__Given exercise__
Take the line containing "Parse this screenshot: output" and every line after it in the data below, and print them exactly as given, with nothing else.

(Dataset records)
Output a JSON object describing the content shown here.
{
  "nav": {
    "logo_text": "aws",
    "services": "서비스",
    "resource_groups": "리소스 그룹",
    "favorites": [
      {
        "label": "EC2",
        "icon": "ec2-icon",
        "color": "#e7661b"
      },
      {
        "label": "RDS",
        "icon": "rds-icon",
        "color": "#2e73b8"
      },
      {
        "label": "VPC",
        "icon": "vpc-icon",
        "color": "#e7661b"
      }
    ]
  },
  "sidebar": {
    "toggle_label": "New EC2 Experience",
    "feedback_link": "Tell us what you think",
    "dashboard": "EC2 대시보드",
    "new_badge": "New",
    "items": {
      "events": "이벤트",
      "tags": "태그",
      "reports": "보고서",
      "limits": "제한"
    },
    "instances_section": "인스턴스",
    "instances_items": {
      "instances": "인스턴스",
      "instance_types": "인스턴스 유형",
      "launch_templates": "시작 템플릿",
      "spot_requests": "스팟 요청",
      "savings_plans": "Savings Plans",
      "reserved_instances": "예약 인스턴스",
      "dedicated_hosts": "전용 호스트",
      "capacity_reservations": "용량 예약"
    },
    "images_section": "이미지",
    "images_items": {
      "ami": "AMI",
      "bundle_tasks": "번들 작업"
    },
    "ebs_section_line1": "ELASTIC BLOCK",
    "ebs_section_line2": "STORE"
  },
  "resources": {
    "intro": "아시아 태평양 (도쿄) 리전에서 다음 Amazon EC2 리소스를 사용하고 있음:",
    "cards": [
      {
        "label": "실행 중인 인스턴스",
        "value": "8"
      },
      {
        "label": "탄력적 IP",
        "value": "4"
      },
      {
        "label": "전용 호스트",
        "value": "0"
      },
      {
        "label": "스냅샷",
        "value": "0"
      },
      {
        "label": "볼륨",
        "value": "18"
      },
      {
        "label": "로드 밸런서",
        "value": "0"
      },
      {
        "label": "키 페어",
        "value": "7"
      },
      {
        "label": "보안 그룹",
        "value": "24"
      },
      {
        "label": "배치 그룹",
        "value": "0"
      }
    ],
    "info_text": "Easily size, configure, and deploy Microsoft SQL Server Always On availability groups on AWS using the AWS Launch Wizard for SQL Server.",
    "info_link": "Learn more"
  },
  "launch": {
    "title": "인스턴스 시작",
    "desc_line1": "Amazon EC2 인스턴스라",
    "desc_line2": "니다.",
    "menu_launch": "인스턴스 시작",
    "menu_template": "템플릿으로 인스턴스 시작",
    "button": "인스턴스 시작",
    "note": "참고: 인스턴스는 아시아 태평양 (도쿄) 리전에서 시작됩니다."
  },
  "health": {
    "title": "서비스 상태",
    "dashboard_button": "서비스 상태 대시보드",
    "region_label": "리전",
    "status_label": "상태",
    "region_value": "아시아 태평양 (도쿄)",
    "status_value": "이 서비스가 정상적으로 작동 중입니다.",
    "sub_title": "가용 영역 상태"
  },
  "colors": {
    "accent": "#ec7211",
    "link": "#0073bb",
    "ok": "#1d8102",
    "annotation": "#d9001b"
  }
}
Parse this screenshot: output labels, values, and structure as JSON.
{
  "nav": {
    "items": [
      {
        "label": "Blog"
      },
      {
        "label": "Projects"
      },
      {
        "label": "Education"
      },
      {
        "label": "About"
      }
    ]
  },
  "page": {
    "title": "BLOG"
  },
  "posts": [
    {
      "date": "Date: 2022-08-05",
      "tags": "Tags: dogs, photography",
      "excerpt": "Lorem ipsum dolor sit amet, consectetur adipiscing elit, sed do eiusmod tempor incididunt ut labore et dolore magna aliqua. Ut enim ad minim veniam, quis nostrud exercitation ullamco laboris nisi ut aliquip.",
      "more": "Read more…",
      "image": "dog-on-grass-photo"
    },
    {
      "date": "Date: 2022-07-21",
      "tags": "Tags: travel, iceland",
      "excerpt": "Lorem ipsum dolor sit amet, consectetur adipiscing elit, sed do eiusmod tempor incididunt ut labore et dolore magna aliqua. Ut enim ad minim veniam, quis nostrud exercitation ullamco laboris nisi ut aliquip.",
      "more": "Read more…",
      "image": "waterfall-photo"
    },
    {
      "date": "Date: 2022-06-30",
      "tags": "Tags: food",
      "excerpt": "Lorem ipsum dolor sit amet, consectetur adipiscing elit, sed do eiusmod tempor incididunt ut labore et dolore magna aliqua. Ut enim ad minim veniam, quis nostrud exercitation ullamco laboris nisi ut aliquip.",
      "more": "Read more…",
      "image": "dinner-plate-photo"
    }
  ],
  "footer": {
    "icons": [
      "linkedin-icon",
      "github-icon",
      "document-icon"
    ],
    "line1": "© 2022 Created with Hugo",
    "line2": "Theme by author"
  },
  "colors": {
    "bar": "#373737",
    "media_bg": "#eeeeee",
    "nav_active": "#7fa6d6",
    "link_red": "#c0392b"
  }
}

__Written solution__
Parse this screenshot: output labels, values, and structure as JSON.
{
  "nav": {
    "items": [
      {
        "label": "Blog"
      },
      {
        "label": "Projects"
      },
      {
        "label": "Education"
      },
      {
        "label": "About"
      }
    ]
  },
  "page": {
    "title": "BLOG"
  },
  "posts": [
    {
      "date": "Date: 2022-08-05",
      "tags": "Tags: dogs, photography",
      "excerpt": "Lorem ipsum dolor sit amet, consectetur adipiscing elit, sed do eiusmod tempor incididunt ut labore et dolore magna aliqua. Ut enim ad minim veniam, quis nostrud exercitation ullamco laboris nisi ut aliquip.",
      "more": "Read more…",
      "image": "dog-on-grass-photo"
    },
    {
      "date": "Date: 2022-07-21",
      "tags": "Tags: travel, iceland",
      "excerpt": "Lorem ipsum dolor sit amet, consectetur adipiscing elit, sed do eiusmod tempor incididunt ut labore et dolore magna aliqua. Ut enim ad minim veniam, quis nostrud exercitation ullamco laboris nisi ut aliquip.",
      "more": "Read more…",
      "image": "waterfall-photo"
    },
    {
      "date": "Date: 2022-06-30",
      "tags": "Tags: food",
      "excerpt": "Lorem ipsum dolor sit amet, consectetur adipiscing elit, sed do eiusmod tempor incididunt ut labore et dolore magna aliqua. Ut enim ad minim veniam, quis nostrud exercitation ullamco laboris nisi ut aliquip.",
      "more": "Read more…",
      "image": "dinner-plate-photo"
    }
  ],
  "footer": {
    "icons": [
      "linkedin-icon",
      "github-icon",
      "document-icon"
    ],
    "line1": "© 2022 Created with Hugo",
    "line2": "Theme by author"
  },
  "colors": {
    "bar": "#373737",
    "media_bg": "#eeeeee",
    "nav_active": "#7fa6d6",
    "link_red": "#c0392b"
  }
}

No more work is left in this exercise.